▸ WHAT THE EXERCISE ASKS:
Give the number of lines that include the word "ffffff", nothing more.

═════ EXCERPTED RECORDS

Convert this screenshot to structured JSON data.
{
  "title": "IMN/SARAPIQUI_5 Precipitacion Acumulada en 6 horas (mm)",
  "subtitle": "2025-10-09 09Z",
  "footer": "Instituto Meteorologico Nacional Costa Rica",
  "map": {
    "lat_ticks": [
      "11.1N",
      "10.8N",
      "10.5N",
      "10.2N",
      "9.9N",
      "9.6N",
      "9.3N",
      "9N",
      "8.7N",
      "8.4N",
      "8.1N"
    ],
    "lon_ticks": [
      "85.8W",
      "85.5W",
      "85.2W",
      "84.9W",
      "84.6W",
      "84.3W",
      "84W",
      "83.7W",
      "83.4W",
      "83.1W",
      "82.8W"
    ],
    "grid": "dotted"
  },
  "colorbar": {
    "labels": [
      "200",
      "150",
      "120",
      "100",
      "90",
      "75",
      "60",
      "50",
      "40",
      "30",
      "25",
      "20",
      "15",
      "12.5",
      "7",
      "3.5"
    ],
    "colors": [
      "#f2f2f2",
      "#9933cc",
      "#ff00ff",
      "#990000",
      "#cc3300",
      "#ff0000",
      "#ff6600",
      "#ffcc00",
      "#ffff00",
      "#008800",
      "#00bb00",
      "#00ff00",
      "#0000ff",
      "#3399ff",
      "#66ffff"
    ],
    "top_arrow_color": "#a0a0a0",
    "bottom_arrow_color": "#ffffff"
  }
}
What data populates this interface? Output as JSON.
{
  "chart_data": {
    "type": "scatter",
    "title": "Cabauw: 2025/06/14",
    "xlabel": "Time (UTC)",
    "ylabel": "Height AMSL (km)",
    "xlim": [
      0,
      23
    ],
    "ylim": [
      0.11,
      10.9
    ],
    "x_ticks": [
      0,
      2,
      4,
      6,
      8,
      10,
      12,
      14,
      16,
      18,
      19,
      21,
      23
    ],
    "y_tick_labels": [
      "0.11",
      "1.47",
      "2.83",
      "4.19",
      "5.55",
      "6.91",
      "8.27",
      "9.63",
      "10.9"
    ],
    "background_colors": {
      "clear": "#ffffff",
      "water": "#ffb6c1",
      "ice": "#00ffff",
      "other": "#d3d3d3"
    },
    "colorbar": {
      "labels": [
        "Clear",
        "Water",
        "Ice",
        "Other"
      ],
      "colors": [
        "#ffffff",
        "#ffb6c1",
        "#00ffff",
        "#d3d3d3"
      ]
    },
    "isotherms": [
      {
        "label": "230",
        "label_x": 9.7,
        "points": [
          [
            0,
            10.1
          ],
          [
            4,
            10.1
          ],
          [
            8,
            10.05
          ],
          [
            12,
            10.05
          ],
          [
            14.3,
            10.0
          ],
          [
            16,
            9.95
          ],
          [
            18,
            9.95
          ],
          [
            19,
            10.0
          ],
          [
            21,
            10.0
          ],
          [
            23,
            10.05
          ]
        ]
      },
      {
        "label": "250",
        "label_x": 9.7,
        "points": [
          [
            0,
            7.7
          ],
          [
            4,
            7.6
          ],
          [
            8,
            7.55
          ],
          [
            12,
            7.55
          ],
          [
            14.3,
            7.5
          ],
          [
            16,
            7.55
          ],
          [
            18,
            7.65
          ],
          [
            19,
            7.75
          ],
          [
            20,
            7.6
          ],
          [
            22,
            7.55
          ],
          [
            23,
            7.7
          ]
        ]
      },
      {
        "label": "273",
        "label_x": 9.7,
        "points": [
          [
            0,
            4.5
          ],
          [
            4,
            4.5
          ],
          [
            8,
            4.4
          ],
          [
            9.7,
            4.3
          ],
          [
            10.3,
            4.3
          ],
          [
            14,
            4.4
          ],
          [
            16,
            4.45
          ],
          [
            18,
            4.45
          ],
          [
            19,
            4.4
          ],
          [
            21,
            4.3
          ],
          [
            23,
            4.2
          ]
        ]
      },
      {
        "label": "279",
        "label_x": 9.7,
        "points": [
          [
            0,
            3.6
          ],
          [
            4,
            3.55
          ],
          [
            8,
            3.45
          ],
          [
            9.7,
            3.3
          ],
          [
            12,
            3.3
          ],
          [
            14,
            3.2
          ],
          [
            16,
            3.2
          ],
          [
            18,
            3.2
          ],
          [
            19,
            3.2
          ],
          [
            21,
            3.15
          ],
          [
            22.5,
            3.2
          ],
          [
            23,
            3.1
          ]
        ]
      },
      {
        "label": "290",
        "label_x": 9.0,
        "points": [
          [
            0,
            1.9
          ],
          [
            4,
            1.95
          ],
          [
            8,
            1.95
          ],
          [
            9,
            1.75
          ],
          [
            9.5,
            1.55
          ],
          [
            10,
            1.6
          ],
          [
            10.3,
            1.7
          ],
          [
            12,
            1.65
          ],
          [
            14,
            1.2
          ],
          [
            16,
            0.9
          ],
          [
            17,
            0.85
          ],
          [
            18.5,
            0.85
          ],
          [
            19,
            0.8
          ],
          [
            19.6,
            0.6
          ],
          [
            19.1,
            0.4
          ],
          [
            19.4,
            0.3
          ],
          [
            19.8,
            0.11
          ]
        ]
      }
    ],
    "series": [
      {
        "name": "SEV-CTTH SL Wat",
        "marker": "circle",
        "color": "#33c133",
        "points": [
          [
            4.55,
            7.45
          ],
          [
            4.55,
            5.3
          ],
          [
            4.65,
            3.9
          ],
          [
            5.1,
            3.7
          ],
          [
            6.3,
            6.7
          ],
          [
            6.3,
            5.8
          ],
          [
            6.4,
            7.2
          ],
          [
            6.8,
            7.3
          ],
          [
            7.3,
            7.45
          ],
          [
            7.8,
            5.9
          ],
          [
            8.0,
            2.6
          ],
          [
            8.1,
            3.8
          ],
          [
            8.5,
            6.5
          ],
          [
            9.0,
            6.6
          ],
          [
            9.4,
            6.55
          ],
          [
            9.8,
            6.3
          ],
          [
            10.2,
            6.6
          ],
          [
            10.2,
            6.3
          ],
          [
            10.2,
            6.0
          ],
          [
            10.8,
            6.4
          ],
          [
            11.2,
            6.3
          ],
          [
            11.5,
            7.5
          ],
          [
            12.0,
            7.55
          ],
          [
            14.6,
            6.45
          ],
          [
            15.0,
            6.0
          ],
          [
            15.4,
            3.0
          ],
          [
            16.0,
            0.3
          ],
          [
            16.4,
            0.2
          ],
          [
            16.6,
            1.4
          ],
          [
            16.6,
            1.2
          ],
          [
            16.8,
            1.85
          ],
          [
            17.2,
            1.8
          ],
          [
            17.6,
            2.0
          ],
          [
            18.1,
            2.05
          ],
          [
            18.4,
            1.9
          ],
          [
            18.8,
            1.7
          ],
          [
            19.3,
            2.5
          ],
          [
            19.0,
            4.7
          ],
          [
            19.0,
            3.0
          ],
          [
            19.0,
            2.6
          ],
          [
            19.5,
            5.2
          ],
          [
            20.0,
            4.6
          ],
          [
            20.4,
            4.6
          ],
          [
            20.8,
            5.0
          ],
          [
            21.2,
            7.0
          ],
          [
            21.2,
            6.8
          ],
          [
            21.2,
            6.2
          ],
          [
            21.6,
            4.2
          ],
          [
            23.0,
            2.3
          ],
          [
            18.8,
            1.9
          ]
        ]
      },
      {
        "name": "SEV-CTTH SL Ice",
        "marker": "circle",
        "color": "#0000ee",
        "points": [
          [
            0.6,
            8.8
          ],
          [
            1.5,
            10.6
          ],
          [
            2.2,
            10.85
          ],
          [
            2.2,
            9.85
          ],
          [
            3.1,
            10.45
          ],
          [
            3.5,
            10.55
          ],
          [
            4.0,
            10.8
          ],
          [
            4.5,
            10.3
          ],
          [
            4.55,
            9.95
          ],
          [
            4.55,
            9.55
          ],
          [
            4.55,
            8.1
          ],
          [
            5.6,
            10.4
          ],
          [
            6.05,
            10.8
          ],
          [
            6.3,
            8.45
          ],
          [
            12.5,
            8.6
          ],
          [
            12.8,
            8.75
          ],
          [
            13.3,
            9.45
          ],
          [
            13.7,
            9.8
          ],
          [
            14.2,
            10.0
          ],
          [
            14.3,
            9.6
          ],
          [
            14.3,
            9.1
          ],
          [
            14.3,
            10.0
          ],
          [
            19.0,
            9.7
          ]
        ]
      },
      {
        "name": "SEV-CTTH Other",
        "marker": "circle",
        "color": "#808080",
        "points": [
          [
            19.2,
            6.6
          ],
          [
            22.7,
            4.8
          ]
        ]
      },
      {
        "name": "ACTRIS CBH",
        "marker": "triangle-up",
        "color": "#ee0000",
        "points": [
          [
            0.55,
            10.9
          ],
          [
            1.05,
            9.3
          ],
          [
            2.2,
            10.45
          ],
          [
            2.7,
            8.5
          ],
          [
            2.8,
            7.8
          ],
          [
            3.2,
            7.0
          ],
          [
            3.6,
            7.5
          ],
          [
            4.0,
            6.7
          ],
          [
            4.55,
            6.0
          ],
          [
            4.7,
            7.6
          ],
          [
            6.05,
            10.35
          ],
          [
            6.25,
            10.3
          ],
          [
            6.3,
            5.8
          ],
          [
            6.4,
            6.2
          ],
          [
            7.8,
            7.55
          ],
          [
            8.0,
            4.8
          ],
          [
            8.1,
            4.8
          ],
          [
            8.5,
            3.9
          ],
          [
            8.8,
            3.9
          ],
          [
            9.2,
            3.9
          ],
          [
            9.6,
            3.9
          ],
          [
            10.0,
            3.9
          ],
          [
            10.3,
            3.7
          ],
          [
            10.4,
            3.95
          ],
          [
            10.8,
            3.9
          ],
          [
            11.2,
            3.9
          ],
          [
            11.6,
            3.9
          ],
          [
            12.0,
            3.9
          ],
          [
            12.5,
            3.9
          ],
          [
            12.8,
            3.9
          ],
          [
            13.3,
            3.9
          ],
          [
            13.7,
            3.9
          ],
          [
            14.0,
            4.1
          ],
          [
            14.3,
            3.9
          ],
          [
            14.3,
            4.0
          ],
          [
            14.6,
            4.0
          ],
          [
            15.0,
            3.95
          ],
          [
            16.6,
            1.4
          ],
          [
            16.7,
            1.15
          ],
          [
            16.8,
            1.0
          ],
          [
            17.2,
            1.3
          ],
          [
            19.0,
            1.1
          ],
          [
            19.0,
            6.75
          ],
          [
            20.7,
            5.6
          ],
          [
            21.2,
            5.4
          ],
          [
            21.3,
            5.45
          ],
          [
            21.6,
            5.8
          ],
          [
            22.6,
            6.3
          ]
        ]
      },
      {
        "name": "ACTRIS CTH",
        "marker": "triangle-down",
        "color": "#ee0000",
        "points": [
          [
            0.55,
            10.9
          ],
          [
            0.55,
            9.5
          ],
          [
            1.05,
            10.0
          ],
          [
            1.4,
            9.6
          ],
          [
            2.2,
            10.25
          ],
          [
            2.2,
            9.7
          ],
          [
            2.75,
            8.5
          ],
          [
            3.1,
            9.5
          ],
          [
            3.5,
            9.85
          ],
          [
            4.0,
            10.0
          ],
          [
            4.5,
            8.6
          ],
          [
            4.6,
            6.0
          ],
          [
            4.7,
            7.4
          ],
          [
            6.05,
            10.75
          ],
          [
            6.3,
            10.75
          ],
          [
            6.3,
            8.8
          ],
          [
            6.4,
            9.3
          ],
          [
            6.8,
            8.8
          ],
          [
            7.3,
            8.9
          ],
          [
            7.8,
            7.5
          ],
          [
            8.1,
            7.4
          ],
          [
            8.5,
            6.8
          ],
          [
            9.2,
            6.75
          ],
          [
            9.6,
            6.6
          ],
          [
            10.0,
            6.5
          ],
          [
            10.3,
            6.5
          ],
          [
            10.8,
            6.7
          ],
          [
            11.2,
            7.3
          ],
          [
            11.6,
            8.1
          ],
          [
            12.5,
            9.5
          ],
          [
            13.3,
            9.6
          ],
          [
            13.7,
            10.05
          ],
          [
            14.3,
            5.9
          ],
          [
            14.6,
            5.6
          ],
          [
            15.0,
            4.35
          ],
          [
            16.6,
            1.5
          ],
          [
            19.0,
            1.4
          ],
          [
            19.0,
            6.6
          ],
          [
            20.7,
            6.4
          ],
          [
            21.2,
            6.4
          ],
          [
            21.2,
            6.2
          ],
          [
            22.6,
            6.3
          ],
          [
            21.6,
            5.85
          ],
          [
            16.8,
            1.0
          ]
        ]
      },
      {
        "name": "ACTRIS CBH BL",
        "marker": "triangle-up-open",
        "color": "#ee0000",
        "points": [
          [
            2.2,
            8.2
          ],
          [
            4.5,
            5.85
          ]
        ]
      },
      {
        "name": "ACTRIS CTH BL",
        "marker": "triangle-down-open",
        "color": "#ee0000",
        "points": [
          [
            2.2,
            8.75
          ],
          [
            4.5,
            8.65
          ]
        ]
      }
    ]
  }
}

══════════

▸ ANSWER FOR THIS EXERCISE:
3